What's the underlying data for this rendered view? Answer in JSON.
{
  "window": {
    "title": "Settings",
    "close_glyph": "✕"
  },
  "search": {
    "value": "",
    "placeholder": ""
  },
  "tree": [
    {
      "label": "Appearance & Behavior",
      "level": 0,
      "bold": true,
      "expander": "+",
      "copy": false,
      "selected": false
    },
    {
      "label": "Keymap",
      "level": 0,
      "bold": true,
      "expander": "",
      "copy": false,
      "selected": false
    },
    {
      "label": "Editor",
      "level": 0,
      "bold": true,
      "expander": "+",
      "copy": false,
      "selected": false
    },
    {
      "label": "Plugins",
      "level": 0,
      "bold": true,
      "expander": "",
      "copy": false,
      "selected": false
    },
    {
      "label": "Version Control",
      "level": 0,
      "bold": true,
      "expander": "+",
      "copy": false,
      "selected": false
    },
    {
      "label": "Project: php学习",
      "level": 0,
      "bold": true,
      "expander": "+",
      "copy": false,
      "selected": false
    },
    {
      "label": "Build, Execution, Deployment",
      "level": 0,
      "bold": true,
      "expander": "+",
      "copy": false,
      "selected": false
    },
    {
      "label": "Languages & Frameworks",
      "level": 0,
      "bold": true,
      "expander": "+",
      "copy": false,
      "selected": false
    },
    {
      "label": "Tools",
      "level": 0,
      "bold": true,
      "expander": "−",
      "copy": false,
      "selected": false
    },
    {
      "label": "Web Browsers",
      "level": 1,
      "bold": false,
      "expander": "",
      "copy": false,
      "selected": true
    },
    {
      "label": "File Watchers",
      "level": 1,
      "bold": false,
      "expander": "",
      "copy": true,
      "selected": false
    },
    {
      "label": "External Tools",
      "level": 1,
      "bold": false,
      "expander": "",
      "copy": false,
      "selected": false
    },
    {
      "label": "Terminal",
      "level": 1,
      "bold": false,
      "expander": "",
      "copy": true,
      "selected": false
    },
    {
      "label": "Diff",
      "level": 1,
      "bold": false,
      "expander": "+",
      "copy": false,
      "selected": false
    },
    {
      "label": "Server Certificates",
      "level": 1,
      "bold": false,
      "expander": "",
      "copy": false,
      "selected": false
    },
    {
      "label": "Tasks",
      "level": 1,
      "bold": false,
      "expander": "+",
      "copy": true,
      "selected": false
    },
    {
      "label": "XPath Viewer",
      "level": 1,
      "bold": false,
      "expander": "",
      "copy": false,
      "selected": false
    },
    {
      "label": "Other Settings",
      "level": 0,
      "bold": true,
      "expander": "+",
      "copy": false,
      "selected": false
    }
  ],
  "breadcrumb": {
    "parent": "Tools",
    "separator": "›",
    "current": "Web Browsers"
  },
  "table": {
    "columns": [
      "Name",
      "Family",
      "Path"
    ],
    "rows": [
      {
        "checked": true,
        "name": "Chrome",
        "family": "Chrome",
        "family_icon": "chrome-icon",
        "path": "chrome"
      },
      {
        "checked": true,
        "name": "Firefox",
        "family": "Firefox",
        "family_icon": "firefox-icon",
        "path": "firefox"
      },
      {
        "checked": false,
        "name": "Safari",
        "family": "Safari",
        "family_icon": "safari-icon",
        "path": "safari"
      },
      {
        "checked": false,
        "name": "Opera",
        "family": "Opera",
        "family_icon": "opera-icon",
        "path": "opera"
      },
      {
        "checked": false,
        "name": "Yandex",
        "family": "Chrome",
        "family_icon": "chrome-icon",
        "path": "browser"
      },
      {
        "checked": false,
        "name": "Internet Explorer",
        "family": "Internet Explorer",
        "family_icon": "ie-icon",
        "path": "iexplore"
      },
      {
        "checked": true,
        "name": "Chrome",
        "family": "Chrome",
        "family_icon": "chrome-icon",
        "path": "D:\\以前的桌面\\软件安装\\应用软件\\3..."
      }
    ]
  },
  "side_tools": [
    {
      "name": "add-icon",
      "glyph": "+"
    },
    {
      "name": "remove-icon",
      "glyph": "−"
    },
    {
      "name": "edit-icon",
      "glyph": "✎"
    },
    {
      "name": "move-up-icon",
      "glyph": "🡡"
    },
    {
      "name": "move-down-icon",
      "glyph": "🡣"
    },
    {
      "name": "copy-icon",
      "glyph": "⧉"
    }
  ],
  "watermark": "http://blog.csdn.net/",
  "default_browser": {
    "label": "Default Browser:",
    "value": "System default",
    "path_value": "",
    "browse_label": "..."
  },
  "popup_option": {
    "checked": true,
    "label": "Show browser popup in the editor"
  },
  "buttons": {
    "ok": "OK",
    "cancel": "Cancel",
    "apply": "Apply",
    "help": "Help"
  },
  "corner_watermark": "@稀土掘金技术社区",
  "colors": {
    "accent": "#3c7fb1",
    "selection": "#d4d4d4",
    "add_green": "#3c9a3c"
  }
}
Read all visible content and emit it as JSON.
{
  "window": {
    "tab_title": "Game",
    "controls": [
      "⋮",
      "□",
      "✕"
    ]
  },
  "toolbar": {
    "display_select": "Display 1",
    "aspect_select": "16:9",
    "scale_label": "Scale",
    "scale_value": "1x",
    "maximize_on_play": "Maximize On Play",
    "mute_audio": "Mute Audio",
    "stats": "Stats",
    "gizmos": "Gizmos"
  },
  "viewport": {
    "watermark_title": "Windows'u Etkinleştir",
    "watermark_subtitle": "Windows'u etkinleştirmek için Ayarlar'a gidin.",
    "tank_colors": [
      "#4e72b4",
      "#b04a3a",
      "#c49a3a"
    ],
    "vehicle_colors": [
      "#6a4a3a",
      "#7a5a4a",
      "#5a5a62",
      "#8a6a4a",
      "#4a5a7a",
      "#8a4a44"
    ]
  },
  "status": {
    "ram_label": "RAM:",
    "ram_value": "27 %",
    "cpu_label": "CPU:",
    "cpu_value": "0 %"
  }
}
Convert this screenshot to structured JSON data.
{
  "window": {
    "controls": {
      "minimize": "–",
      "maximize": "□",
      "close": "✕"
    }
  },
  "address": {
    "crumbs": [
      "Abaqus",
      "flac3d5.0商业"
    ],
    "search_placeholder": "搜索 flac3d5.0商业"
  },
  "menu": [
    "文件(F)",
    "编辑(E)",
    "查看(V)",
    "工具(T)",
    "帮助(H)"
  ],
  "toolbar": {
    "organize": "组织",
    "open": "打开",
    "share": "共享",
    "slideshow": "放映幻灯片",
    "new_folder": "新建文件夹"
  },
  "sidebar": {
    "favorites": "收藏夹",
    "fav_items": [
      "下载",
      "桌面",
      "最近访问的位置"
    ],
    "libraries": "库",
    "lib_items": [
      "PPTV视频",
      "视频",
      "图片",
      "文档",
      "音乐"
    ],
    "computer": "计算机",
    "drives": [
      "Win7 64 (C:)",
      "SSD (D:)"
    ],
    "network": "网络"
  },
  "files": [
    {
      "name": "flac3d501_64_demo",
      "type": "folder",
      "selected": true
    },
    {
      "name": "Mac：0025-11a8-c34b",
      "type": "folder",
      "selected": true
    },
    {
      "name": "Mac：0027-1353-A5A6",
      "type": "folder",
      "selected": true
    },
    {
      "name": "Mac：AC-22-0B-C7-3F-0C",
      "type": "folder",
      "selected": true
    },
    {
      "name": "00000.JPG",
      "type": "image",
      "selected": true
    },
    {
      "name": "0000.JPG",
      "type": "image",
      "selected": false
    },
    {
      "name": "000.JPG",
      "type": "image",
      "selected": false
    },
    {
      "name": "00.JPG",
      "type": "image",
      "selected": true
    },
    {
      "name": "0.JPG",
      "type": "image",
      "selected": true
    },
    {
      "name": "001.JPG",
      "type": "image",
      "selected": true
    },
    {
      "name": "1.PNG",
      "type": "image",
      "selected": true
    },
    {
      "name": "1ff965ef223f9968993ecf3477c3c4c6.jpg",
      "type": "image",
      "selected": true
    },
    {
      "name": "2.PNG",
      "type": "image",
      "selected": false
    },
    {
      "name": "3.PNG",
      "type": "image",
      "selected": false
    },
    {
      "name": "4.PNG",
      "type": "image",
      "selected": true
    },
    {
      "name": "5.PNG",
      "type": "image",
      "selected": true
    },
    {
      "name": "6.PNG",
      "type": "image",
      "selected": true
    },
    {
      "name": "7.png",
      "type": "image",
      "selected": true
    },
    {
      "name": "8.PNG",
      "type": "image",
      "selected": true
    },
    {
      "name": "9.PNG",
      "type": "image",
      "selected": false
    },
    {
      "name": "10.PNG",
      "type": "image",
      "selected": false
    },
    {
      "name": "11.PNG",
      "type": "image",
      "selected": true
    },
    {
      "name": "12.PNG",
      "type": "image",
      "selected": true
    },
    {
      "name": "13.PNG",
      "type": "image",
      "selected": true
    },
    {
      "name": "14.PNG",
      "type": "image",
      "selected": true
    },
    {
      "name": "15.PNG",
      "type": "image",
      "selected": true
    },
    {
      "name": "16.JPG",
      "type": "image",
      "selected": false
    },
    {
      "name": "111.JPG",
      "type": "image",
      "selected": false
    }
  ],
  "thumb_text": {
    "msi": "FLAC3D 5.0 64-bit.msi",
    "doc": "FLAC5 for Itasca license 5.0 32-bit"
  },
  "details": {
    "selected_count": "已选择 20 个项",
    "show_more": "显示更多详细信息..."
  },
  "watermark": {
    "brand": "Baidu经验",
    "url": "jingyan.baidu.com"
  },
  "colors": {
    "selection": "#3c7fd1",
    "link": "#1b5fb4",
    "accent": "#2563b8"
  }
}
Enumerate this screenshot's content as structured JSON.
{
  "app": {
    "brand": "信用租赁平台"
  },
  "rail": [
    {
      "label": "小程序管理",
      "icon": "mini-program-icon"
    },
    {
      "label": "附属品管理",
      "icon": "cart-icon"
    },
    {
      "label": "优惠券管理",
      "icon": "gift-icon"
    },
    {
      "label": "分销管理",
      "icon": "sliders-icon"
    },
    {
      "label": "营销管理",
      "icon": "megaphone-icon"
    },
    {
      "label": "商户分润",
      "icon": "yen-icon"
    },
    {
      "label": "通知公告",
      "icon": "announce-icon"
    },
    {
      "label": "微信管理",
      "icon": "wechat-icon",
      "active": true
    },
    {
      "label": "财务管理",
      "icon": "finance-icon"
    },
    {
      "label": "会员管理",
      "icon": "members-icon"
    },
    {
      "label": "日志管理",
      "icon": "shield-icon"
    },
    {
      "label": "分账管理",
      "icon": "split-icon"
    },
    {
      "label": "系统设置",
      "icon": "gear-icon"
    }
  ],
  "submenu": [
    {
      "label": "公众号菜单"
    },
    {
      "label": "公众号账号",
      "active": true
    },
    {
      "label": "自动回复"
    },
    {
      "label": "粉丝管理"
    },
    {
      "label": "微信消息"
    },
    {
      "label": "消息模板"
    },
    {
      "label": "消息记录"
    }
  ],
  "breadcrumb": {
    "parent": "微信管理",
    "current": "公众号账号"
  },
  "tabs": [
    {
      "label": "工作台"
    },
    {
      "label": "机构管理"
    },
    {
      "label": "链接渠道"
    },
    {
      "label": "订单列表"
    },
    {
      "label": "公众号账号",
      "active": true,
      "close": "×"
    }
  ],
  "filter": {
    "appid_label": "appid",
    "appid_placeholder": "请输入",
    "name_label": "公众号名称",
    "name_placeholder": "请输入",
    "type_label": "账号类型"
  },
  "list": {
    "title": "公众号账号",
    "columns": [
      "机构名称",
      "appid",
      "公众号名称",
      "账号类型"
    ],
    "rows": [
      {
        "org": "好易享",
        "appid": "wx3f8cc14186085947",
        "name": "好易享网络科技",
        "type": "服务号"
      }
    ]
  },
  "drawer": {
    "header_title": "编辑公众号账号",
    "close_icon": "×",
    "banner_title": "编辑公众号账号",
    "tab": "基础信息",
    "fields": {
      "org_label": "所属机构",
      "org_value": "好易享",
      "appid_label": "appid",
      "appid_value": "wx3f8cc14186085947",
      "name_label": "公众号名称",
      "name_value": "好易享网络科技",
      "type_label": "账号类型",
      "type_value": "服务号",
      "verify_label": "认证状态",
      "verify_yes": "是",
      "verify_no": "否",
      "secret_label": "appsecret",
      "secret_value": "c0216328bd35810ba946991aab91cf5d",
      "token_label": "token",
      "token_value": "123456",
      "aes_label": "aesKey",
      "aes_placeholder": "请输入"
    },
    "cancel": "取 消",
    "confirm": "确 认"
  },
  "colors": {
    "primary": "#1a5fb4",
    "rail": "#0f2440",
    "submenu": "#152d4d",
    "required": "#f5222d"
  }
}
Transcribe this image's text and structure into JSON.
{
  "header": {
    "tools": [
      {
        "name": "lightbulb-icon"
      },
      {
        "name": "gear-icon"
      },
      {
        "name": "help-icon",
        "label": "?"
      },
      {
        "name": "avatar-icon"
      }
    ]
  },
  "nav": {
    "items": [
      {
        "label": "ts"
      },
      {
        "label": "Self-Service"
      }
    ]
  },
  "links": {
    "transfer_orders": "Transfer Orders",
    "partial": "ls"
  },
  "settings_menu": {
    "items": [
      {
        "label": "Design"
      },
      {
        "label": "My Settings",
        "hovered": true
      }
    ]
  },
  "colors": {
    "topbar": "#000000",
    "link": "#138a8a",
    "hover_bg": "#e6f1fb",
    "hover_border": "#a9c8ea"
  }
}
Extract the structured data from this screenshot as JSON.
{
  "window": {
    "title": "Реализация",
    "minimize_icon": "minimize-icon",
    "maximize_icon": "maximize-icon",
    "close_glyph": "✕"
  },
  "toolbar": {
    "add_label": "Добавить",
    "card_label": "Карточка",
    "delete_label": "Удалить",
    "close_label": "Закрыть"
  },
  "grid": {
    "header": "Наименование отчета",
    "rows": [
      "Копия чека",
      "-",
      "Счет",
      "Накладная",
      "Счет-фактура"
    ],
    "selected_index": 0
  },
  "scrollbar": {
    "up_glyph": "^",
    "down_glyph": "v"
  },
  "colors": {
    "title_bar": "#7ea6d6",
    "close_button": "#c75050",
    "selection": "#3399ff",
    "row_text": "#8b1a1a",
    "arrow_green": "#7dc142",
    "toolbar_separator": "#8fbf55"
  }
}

§ WORK TO COMPLETE: Tally the lines in the entries above that hold the word "selection". Reply with nothing but that count.

§ EXERCISE RESPONSE: 3